= What the task asks =
Type out the records that follow, exactly as given.

= Records =
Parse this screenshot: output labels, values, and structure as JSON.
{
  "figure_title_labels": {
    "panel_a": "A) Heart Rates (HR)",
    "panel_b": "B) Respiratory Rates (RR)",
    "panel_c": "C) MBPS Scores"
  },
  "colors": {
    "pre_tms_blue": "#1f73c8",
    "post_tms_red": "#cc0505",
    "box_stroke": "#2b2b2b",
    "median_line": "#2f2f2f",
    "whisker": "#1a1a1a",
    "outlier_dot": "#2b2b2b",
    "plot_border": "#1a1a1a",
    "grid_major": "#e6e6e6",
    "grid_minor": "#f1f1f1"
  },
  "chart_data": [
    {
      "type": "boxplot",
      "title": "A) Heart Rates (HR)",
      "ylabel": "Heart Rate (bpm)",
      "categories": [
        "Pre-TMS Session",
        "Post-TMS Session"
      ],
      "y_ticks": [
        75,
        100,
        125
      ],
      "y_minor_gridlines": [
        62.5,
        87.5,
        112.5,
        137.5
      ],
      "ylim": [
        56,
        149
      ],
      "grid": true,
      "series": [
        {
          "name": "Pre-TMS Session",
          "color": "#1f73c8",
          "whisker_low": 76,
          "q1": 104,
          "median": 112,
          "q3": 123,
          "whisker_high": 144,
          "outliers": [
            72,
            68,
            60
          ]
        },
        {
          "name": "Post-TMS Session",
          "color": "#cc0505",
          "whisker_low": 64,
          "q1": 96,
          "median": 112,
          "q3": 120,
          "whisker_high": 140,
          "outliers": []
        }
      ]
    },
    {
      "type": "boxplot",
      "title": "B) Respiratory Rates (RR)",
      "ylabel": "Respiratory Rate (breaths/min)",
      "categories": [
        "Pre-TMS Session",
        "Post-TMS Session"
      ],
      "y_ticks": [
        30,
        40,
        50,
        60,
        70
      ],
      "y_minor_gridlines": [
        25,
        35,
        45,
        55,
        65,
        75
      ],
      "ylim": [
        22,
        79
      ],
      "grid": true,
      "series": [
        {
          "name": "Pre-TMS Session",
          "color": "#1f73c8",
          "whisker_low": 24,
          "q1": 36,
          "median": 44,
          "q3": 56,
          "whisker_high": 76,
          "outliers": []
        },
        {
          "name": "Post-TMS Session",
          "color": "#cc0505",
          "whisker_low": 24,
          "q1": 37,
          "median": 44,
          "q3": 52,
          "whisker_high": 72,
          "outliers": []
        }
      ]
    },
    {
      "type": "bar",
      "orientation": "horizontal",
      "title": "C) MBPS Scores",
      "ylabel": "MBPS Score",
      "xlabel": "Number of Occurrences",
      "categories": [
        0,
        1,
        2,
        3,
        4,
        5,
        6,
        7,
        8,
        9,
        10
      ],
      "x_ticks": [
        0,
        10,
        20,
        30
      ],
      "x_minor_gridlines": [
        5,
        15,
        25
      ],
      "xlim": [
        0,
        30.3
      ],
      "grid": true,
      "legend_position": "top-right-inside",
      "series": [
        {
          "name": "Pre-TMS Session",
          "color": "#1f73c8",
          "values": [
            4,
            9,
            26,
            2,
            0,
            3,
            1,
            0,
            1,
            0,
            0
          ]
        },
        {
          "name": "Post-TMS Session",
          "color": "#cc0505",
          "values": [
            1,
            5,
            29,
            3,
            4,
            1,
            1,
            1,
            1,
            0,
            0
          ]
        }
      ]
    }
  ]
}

= The result =
Parse this screenshot: output labels, values, and structure as JSON.
{
  "figure_title_labels": {
    "panel_a": "A) Heart Rates (HR)",
    "panel_b": "B) Respiratory Rates (RR)",
    "panel_c": "C) MBPS Scores"
  },
  "colors": {
    "pre_tms_blue": "#1f73c8",
    "post_tms_red": "#cc0505",
    "box_stroke": "#2b2b2b",
    "median_line": "#2f2f2f",
    "whisker": "#1a1a1a",
    "outlier_dot": "#2b2b2b",
    "plot_border": "#1a1a1a",
    "grid_major": "#e6e6e6",
    "grid_minor": "#f1f1f1"
  },
  "chart_data": [
    {
      "type": "boxplot",
      "title": "A) Heart Rates (HR)",
      "ylabel": "Heart Rate (bpm)",
      "categories": [
        "Pre-TMS Session",
        "Post-TMS Session"
      ],
      "y_ticks": [
        75,
        100,
        125
      ],
      "y_minor_gridlines": [
        62.5,
        87.5,
        112.5,
        137.5
      ],
      "ylim": [
        56,
        149
      ],
      "grid": true,
      "series": [
        {
          "name": "Pre-TMS Session",
          "color": "#1f73c8",
          "whisker_low": 76,
          "q1": 104,
          "median": 112,
          "q3": 123,
          "whisker_high": 144,
          "outliers": [
            72,
            68,
            60
          ]
        },
        {
          "name": "Post-TMS Session",
          "color": "#cc0505",
          "whisker_low": 64,
          "q1": 96,
          "median": 112,
          "q3": 120,
          "whisker_high": 140,
          "outliers": []
        }
      ]
    },
    {
      "type": "boxplot",
      "title": "B) Respiratory Rates (RR)",
      "ylabel": "Respiratory Rate (breaths/min)",
      "categories": [
        "Pre-TMS Session",
        "Post-TMS Session"
      ],
      "y_ticks": [
        30,
        40,
        50,
        60,
        70
      ],
      "y_minor_gridlines": [
        25,
        35,
        45,
        55,
        65,
        75
      ],
      "ylim": [
        22,
        79
      ],
      "grid": true,
      "series": [
        {
          "name": "Pre-TMS Session",
          "color": "#1f73c8",
          "whisker_low": 24,
          "q1": 36,
          "median": 44,
          "q3": 56,
          "whisker_high": 76,
          "outliers": []
        },
        {
          "name": "Post-TMS Session",
          "color": "#cc0505",
          "whisker_low": 24,
          "q1": 37,
          "median": 44,
          "q3": 52,
          "whisker_high": 72,
          "outliers": []
        }
      ]
    },
    {
      "type": "bar",
      "orientation": "horizontal",
      "title": "C) MBPS Scores",
      "ylabel": "MBPS Score",
      "xlabel": "Number of Occurrences",
      "categories": [
        0,
        1,
        2,
        3,
        4,
        5,
        6,
        7,
        8,
        9,
        10
      ],
      "x_ticks": [
        0,
        10,
        20,
        30
      ],
      "x_minor_gridlines": [
        5,
        15,
        25
      ],
      "xlim": [
        0,
        30.3
      ],
      "grid": true,
      "legend_position": "top-right-inside",
      "series": [
        {
          "name": "Pre-TMS Session",
          "color": "#1f73c8",
          "values": [
            4,
            9,
            26,
            2,
            0,
            3,
            1,
            0,
            1,
            0,
            0
          ]
        },
        {
          "name": "Post-TMS Session",
          "color": "#cc0505",
          "values": [
            1,
            5,
            29,
            3,
            4,
            1,
            1,
            1,
            1,
            0,
            0
          ]
        }
      ]
    }
  ]
}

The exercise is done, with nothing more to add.